__Problem description__.
The listing below must be repeated word for word, with its images excluded.

__Stored records__.
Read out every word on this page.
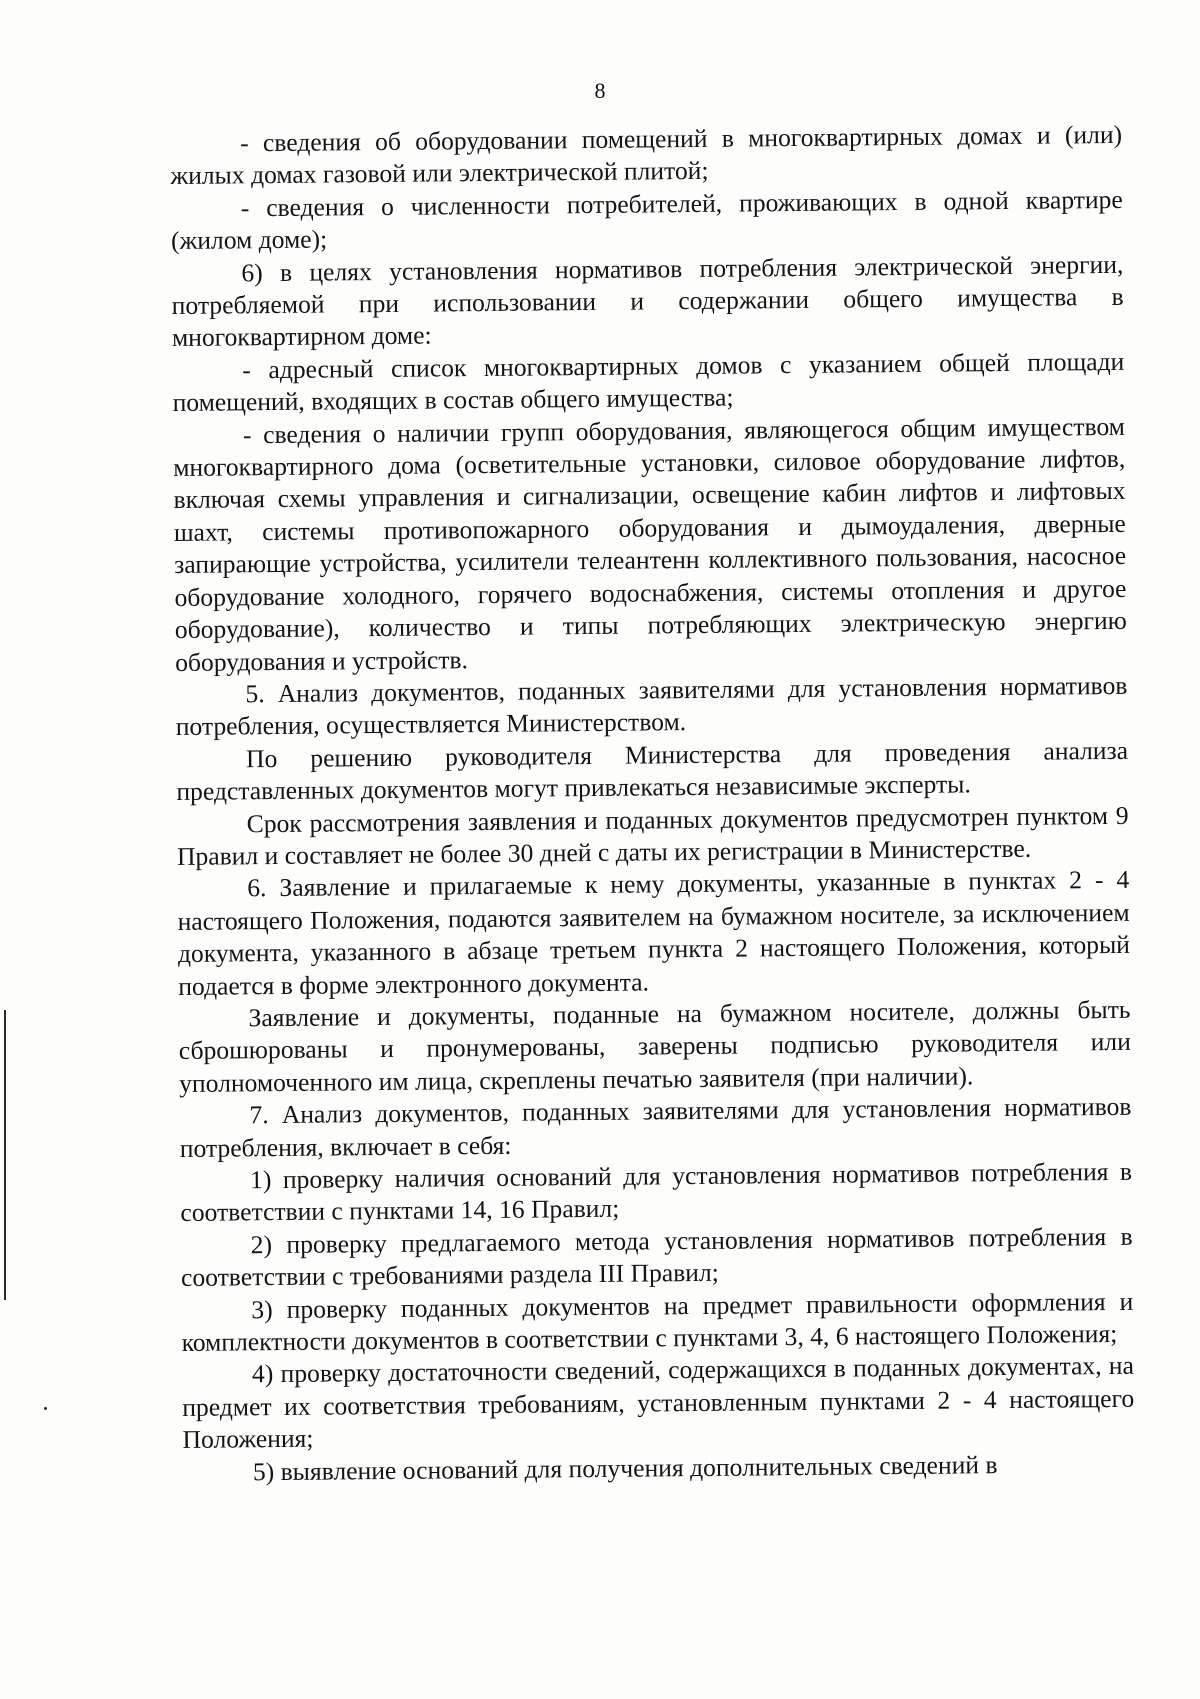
8

- сведения об оборудовании помещений в многоквартирных домах и (или) жилых домах газовой или электрической плитой;

- сведения о численности потребителей, проживающих в одной квартире (жилом доме);

6) в целях установления нормативов потребления электрической энергии, потребляемой при использовании и содержании общего имущества в многоквартирном доме:

- адресный список многоквартирных домов с указанием общей площади помещений, входящих в состав общего имущества;

- сведения о наличии групп оборудования, являющегося общим имуществом многоквартирного дома (осветительные установки, силовое оборудование лифтов, включая схемы управления и сигнализации, освещение кабин лифтов и лифтовых шахт, системы противопожарного оборудования и дымоудаления, дверные запирающие устройства, усилители телеантенн коллективного пользования, насосное оборудование холодного, горячего водоснабжения, системы отопления и другое оборудование), количество и типы потребляющих электрическую энергию оборудования и устройств.

5. Анализ документов, поданных заявителями для установления нормативов потребления, осуществляется Министерством.

По решению руководителя Министерства для проведения анализа представленных документов могут привлекаться независимые эксперты.

Срок рассмотрения заявления и поданных документов предусмотрен пунктом 9 Правил и составляет не более 30 дней с даты их регистрации в Министерстве.

6. Заявление и прилагаемые к нему документы, указанные в пунктах 2 - 4 настоящего Положения, подаются заявителем на бумажном носителе, за исключением документа, указанного в абзаце третьем пункта 2 настоящего Положения, который подается в форме электронного документа.

Заявление и документы, поданные на бумажном носителе, должны быть сброшюрованы и пронумерованы, заверены подписью руководителя или уполномоченного им лица, скреплены печатью заявителя (при наличии).

7. Анализ документов, поданных заявителями для установления нормативов потребления, включает в себя:

1) проверку наличия оснований для установления нормативов потребления в соответствии с пунктами 14, 16 Правил;

2) проверку предлагаемого метода установления нормативов потребления в соответствии с требованиями раздела III Правил;

3) проверку поданных документов на предмет правильности оформления и комплектности документов в соответствии с пунктами 3, 4, 6 настоящего Положения;

4) проверку достаточности сведений, содержащихся в поданных документах, на предмет их соответствия требованиям, установленным пунктами 2 - 4 настоящего Положения;

5) выявление оснований для получения дополнительных сведений в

__Final result__.
Read out every word on this page.
8

- сведения об оборудовании помещений в многоквартирных домах и (или) жилых домах газовой или электрической плитой;

- сведения о численности потребителей, проживающих в одной квартире (жилом доме);

6) в целях установления нормативов потребления электрической энергии, потребляемой при использовании и содержании общего имущества в многоквартирном доме:

- адресный список многоквартирных домов с указанием общей площади помещений, входящих в состав общего имущества;

- сведения о наличии групп оборудования, являющегося общим имуществом многоквартирного дома (осветительные установки, силовое оборудование лифтов, включая схемы управления и сигнализации, освещение кабин лифтов и лифтовых шахт, системы противопожарного оборудования и дымоудаления, дверные запирающие устройства, усилители телеантенн коллективного пользования, насосное оборудование холодного, горячего водоснабжения, системы отопления и другое оборудование), количество и типы потребляющих электрическую энергию оборудования и устройств.

5. Анализ документов, поданных заявителями для установления нормативов потребления, осуществляется Министерством.

По решению руководителя Министерства для проведения анализа представленных документов могут привлекаться независимые эксперты.

Срок рассмотрения заявления и поданных документов предусмотрен пунктом 9 Правил и составляет не более 30 дней с даты их регистрации в Министерстве.

6. Заявление и прилагаемые к нему документы, указанные в пунктах 2 - 4 настоящего Положения, подаются заявителем на бумажном носителе, за исключением документа, указанного в абзаце третьем пункта 2 настоящего Положения, который подается в форме электронного документа.

Заявление и документы, поданные на бумажном носителе, должны быть сброшюрованы и пронумерованы, заверены подписью руководителя или уполномоченного им лица, скреплены печатью заявителя (при наличии).

7. Анализ документов, поданных заявителями для установления нормативов потребления, включает в себя:

1) проверку наличия оснований для установления нормативов потребления в соответствии с пунктами 14, 16 Правил;

2) проверку предлагаемого метода установления нормативов потребления в соответствии с требованиями раздела III Правил;

3) проверку поданных документов на предмет правильности оформления и комплектности документов в соответствии с пунктами 3, 4, 6 настоящего Положения;

4) проверку достаточности сведений, содержащихся в поданных документах, на предмет их соответствия требованиям, установленным пунктами 2 - 4 настоящего Положения;

5) выявление оснований для получения дополнительных сведений в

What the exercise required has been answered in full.